▸ **Textauszug**:
■ ■ ■
Niels-Henning Ørsted Pedersen (Nachruf) | 21.04.2005

Donaukurier | Reinhard Köchl
 

Es ist ein Gerücht, das sich bis heute hartnäckig hält. Patrick Süskind hätte für seinen Erfolgsroman „Der Kontrabass“ angeblich einen ganz bestimmten Holzkorpus im Sinn gehabt: den von Niels-Henning Ørsted Pedersen.

Der langjährige Partner und Freund des Jazzpianisten Oscar Peterson kam oft und gerne nach Deutschland. Regelmäßig gastierte er in München, wo ihn Süskind möglicherweise heimlich bewundert hat; in den vergangenen Jahren aber auch mit Peterson bei den Sommerkonzerten zwischen Altmühl und Donau in Ingolstadt (2000) sowie bei den Neuburger Barockkonzerten (2001). Pedersens letzter Auftritt in der Region liegt nicht einmal 15 Monate zurück: Im Januar 2004 bot er im Neuburger „Birdland“-Jazzclub ein grandioses akustisches Spektakel, das in die fast 50-jährige Geschichte des Clubs einging.

Dass NHØP, wie ihn Fans der Einfachheit halber wegen seines langen Namens nannten, Lyriker wie Musiker gleichermaßen anzuregen verstand, lag an der ihm eigenen Art, den Kontrabass zu spielen. Während das Gros der zupfenden Kollegen häufig nur ein dumpfes Donnergrollen produzierte, verwandelte er sich in den Händen des großen Dänen pausenlos. Mal perlten Töne klar und sauber wie Tautropfen vom Steg, mal klangen sie vollreif wie eine vom Baum gefallene Kirsche, dann wieder süß wie ein dicker Klecks Honig oder so emotional und echt wie eine Träne. Bei ihm bekam jeder Bass Flügel. Und die Menschen um ihn herum große Ohren.
■ ■ ■
▸ **Die Aufgabe**: Schreib aus dem Nachruf oben die Stelle ab, die mit „Niels-Henning Ørsted Pedersen (Nachruf)“ anfängt und bis einschließlich „des Clubs einging.“ geht.

▸ **Bereitgestelltes Material**:
■ ■ ■
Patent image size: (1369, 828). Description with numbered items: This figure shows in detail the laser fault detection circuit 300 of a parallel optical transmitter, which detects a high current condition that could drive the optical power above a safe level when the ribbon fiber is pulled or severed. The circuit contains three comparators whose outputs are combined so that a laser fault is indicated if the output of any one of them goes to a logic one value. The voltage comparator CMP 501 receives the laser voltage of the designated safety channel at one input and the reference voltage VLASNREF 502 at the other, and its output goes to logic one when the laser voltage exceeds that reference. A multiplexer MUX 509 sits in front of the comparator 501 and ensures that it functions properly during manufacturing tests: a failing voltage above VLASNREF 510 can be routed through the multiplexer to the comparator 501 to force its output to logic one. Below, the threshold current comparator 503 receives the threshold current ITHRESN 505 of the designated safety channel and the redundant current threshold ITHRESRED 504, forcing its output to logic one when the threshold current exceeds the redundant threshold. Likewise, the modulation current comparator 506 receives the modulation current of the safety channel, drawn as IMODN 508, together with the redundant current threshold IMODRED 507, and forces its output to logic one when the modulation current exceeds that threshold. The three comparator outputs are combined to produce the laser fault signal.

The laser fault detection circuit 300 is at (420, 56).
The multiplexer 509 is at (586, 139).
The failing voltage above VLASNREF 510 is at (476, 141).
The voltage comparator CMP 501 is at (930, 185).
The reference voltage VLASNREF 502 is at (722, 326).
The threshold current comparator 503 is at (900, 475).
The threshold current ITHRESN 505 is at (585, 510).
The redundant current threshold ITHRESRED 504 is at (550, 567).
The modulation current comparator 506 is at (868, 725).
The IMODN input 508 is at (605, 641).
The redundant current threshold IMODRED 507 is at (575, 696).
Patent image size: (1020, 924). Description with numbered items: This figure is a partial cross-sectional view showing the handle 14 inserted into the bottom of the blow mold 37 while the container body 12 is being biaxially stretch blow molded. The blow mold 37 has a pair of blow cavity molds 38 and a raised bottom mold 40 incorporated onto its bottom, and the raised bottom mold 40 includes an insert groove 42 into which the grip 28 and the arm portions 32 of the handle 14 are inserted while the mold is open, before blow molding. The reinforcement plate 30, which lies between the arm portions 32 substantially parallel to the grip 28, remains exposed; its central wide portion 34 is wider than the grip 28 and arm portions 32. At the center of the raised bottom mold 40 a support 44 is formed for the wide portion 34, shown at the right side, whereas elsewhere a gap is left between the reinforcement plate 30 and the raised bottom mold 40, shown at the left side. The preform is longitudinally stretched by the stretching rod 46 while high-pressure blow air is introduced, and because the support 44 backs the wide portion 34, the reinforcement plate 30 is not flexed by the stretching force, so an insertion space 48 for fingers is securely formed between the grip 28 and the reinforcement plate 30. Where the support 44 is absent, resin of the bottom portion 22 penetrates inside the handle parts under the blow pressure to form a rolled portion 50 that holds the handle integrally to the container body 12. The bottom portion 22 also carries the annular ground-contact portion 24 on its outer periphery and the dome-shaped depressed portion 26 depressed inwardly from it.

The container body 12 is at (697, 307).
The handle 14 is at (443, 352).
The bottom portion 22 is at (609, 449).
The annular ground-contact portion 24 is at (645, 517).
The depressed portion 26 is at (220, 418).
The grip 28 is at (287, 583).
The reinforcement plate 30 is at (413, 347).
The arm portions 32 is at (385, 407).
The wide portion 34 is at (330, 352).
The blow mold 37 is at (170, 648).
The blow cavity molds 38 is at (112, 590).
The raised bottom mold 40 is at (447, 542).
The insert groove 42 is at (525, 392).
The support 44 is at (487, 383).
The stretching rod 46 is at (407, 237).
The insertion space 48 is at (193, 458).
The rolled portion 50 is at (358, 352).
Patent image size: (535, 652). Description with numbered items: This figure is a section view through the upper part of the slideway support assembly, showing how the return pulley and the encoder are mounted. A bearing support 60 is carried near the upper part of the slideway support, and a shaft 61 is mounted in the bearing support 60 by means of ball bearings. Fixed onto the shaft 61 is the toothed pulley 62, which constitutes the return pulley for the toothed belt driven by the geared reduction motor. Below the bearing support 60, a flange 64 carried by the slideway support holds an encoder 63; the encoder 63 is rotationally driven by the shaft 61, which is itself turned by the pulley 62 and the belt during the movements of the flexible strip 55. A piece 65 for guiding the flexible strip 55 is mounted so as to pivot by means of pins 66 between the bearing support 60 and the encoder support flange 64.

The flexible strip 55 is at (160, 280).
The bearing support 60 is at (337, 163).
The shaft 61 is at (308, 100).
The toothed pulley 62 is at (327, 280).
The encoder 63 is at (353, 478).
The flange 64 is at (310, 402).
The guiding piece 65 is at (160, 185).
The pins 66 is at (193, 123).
■ ■ ■
▸ **Antwort**:
Niels-Henning Ørsted Pedersen (Nachruf) | 21.04.2005

Donaukurier | Reinhard Köchl
 

Es ist ein Gerücht, das sich bis heute hartnäckig hält. Patrick Süskind hätte für seinen Erfolgsroman „Der Kontrabass“ angeblich einen ganz bestimmten Holzkorpus im Sinn gehabt: den von Niels-Henning Ørsted Pedersen.

Der langjährige Partner und Freund des Jazzpianisten Oscar Peterson kam oft und gerne nach Deutschland. Regelmäßig gastierte er in München, wo ihn Süskind möglicherweise heimlich bewundert hat; in den vergangenen Jahren aber auch mit Peterson bei den Sommerkonzerten zwischen Altmühl und Donau in Ingolstadt (2000) sowie bei den Neuburger Barockkonzerten (2001). Pedersens letzter Auftritt in der Region liegt nicht einmal 15 Monate zurück: Im Januar 2004 bot er im Neuburger „Birdland“-Jazzclub ein grandioses akustisches Spektakel, das in die fast 50-jährige Geschichte des Clubs einging.